# Brief:
Give every line of the rows below as a numbered list, skipping blank lines and leaving out the pictures.

▬▬▬▬▬▬

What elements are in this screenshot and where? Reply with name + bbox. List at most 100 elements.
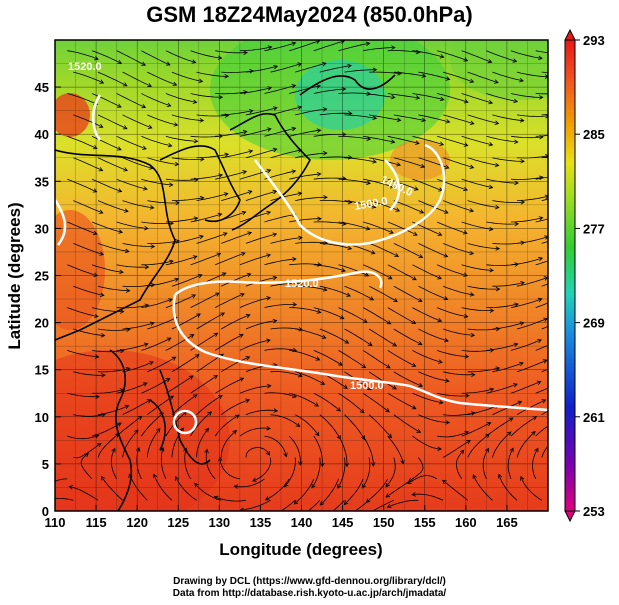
streamline-arrowhead	[396, 162, 401, 167]
streamline-arrowhead	[224, 74, 230, 79]
streamline	[67, 264, 98, 277]
streamline-arrowhead	[417, 341, 423, 346]
streamline-arrowhead	[98, 123, 104, 128]
streamline-arrowhead	[495, 204, 500, 210]
streamline-arrowhead	[92, 145, 98, 150]
streamline	[116, 382, 148, 394]
streamline	[289, 263, 322, 266]
streamline-arrowhead	[488, 226, 494, 232]
x-tick-label: 140	[291, 515, 313, 530]
contour-label: 1500.0	[353, 195, 388, 213]
streamline	[371, 499, 394, 511]
streamline	[73, 414, 106, 417]
streamline	[442, 328, 475, 336]
streamline	[215, 50, 248, 54]
streamline	[92, 389, 124, 394]
streamline	[393, 371, 423, 387]
streamline-arrowhead	[246, 272, 252, 278]
streamline	[520, 476, 542, 501]
streamline-arrowhead	[165, 378, 171, 383]
streamline-arrowhead	[220, 312, 226, 317]
streamline-arrowhead	[213, 375, 219, 380]
streamline-arrowhead	[445, 420, 451, 425]
streamline	[205, 449, 216, 480]
streamline	[541, 198, 548, 201]
streamline-arrowhead	[445, 76, 451, 81]
streamline-arrowhead	[316, 172, 322, 177]
streamline	[73, 285, 104, 296]
streamline	[165, 334, 194, 351]
streamline	[165, 255, 197, 266]
streamline-arrowhead	[367, 385, 372, 391]
streamline	[295, 285, 327, 291]
streamline	[412, 264, 442, 280]
streamline	[436, 350, 469, 358]
streamline-arrowhead	[265, 450, 270, 456]
streamline-arrowhead	[320, 380, 326, 385]
streamline	[443, 371, 475, 376]
streamline-arrowhead	[319, 500, 325, 506]
streamline	[313, 392, 341, 412]
streamline-arrowhead	[472, 474, 477, 479]
streamline	[215, 252, 246, 266]
streamline	[295, 241, 328, 244]
streamline-arrowhead	[365, 41, 371, 47]
streamline-arrowhead	[514, 221, 520, 227]
streamline-arrowhead	[245, 313, 251, 319]
streamline	[338, 221, 370, 230]
streamline	[239, 169, 271, 180]
streamline-arrowhead	[437, 275, 442, 280]
streamline	[116, 135, 147, 150]
streamline	[122, 157, 153, 169]
streamline	[97, 200, 129, 212]
streamline-arrowhead	[513, 383, 518, 388]
streamline	[482, 448, 489, 480]
streamline	[319, 414, 341, 440]
colorbar-tick-label: 253	[583, 504, 605, 519]
streamline-arrowhead	[172, 81, 178, 86]
streamline-arrowhead	[411, 319, 417, 324]
streamline	[264, 258, 296, 266]
streamline	[97, 114, 128, 130]
streamline-arrowhead	[238, 333, 244, 339]
streamline-arrowhead	[175, 200, 180, 206]
streamline-arrowhead	[272, 147, 278, 153]
streamline-arrowhead	[362, 483, 367, 489]
streamline-arrowhead	[272, 232, 278, 237]
streamline-arrowhead	[213, 495, 219, 500]
streamline	[535, 218, 548, 223]
streamline	[171, 354, 200, 373]
streamline	[140, 412, 164, 437]
streamline	[80, 452, 93, 480]
streamline-arrowhead	[242, 170, 248, 175]
streamline	[319, 285, 351, 297]
streamline-arrowhead	[199, 234, 204, 240]
streamline-arrowhead	[191, 294, 197, 299]
y-tick-label: 10	[35, 410, 49, 425]
streamline	[313, 435, 323, 467]
streamline-arrowhead	[387, 275, 393, 280]
streamline	[319, 65, 352, 73]
streamline-arrowhead	[544, 235, 548, 240]
streamline	[461, 388, 494, 394]
streamline	[535, 344, 548, 351]
height-contours	[55, 94, 548, 435]
streamline-arrowhead	[169, 259, 174, 265]
streamline-arrowhead	[494, 162, 500, 168]
streamline	[270, 237, 303, 244]
streamline	[541, 410, 548, 416]
streamline-arrowhead	[148, 361, 154, 366]
streamline-arrowhead	[493, 79, 499, 84]
streamline	[338, 350, 366, 368]
streamline-arrowhead	[514, 302, 519, 307]
streamline-arrowhead	[233, 484, 239, 489]
colorbar-scale	[564, 39, 576, 512]
streamline	[467, 405, 499, 416]
streamline-arrowhead	[443, 209, 449, 214]
streamline-arrowhead	[406, 479, 412, 485]
streamline	[219, 457, 240, 480]
colorbar-min-arrow	[564, 510, 576, 523]
streamline	[393, 157, 425, 168]
streamline	[215, 91, 248, 95]
streamline-arrowhead	[386, 320, 392, 325]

▬▬▬▬▬▬

# Written response:
1. What elements are in this screenshot and where? Reply with name + bbox. List at most 100 elements.
2. streamline-arrowhead	[396, 162, 401, 167]
3. streamline-arrowhead	[224, 74, 230, 79]
4. streamline	[67, 264, 98, 277]
5. streamline-arrowhead	[417, 341, 423, 346]
6. streamline-arrowhead	[98, 123, 104, 128]
7. streamline-arrowhead	[495, 204, 500, 210]
8. streamline-arrowhead	[92, 145, 98, 150]
9. streamline	[116, 382, 148, 394]
10. streamline	[289, 263, 322, 266]
11. streamline-arrowhead	[488, 226, 494, 232]
12. x-tick-label: 140	[291, 515, 313, 530]
13. contour-label: 1500.0	[353, 195, 388, 213]
14. streamline	[371, 499, 394, 511]
15. streamline	[73, 414, 106, 417]
16. streamline	[442, 328, 475, 336]
17. streamline	[215, 50, 248, 54]
18. streamline	[92, 389, 124, 394]
19. streamline	[393, 371, 423, 387]
20. streamline-arrowhead	[246, 272, 252, 278]
21. streamline	[520, 476, 542, 501]
22. streamline-arrowhead	[165, 378, 171, 383]
23. streamline-arrowhead	[220, 312, 226, 317]
24. streamline-arrowhead	[213, 375, 219, 380]
25. streamline-arrowhead	[445, 420, 451, 425]
26. streamline	[205, 449, 216, 480]
27. streamline	[541, 198, 548, 201]
28. streamline-arrowhead	[445, 76, 451, 81]
29. streamline-arrowhead	[316, 172, 322, 177]
30. streamline	[73, 285, 104, 296]
31. streamline	[165, 334, 194, 351]
32. streamline	[165, 255, 197, 266]
33. streamline-arrowhead	[367, 385, 372, 391]
34. streamline	[295, 285, 327, 291]
35. streamline	[412, 264, 442, 280]
36. streamline	[436, 350, 469, 358]
37. streamline-arrowhead	[265, 450, 270, 456]
38. streamline-arrowhead	[320, 380, 326, 385]
39. streamline	[443, 371, 475, 376]
40. streamline-arrowhead	[319, 500, 325, 506]
41. streamline	[313, 392, 341, 412]
42. streamline-arrowhead	[472, 474, 477, 479]
43. streamline	[215, 252, 246, 266]
44. streamline	[295, 241, 328, 244]
45. streamline-arrowhead	[365, 41, 371, 47]
46. streamline-arrowhead	[514, 221, 520, 227]
47. streamline-arrowhead	[245, 313, 251, 319]
48. streamline	[338, 221, 370, 230]
49. streamline	[239, 169, 271, 180]
50. streamline-arrowhead	[437, 275, 442, 280]
51. streamline	[116, 135, 147, 150]
52. streamline	[122, 157, 153, 169]
53. streamline	[97, 200, 129, 212]
54. streamline-arrowhead	[513, 383, 518, 388]
55. streamline	[482, 448, 489, 480]
56. streamline	[319, 414, 341, 440]
57. colorbar-tick-label: 253	[583, 504, 605, 519]
58. streamline-arrowhead	[172, 81, 178, 86]
59. streamline-arrowhead	[411, 319, 417, 324]
60. streamline	[264, 258, 296, 266]
61. streamline	[97, 114, 128, 130]
62. streamline-arrowhead	[238, 333, 244, 339]
63. streamline-arrowhead	[175, 200, 180, 206]
64. streamline-arrowhead	[272, 147, 278, 153]
65. streamline-arrowhead	[362, 483, 367, 489]
66. streamline-arrowhead	[272, 232, 278, 237]
67. streamline-arrowhead	[213, 495, 219, 500]
68. streamline	[535, 218, 548, 223]
69. streamline	[171, 354, 200, 373]
70. streamline	[140, 412, 164, 437]
71. streamline	[80, 452, 93, 480]
72. streamline-arrowhead	[242, 170, 248, 175]
73. streamline	[319, 285, 351, 297]
74. streamline-arrowhead	[199, 234, 204, 240]
75. streamline-arrowhead	[191, 294, 197, 299]
76. y-tick-label: 10	[35, 410, 49, 425]
77. streamline	[313, 435, 323, 467]
78. streamline-arrowhead	[387, 275, 393, 280]
79. streamline	[319, 65, 352, 73]
80. streamline-arrowhead	[544, 235, 548, 240]
81. streamline	[461, 388, 494, 394]
82. streamline	[535, 344, 548, 351]
83. height-contours	[55, 94, 548, 435]
84. streamline-arrowhead	[169, 259, 174, 265]
85. streamline-arrowhead	[494, 162, 500, 168]
86. streamline	[270, 237, 303, 244]
87. streamline	[541, 410, 548, 416]
88. streamline-arrowhead	[148, 361, 154, 366]
89. streamline-arrowhead	[493, 79, 499, 84]
90. streamline	[338, 350, 366, 368]
91. streamline-arrowhead	[514, 302, 519, 307]
92. streamline-arrowhead	[233, 484, 239, 489]
93. colorbar-scale	[564, 39, 576, 512]
94. streamline	[467, 405, 499, 416]
95. streamline-arrowhead	[443, 209, 449, 214]
96. streamline-arrowhead	[406, 479, 412, 485]
97. streamline	[219, 457, 240, 480]
98. colorbar-min-arrow	[564, 510, 576, 523]
99. streamline	[393, 157, 425, 168]
100. streamline	[215, 91, 248, 95]
101. streamline-arrowhead	[386, 320, 392, 325]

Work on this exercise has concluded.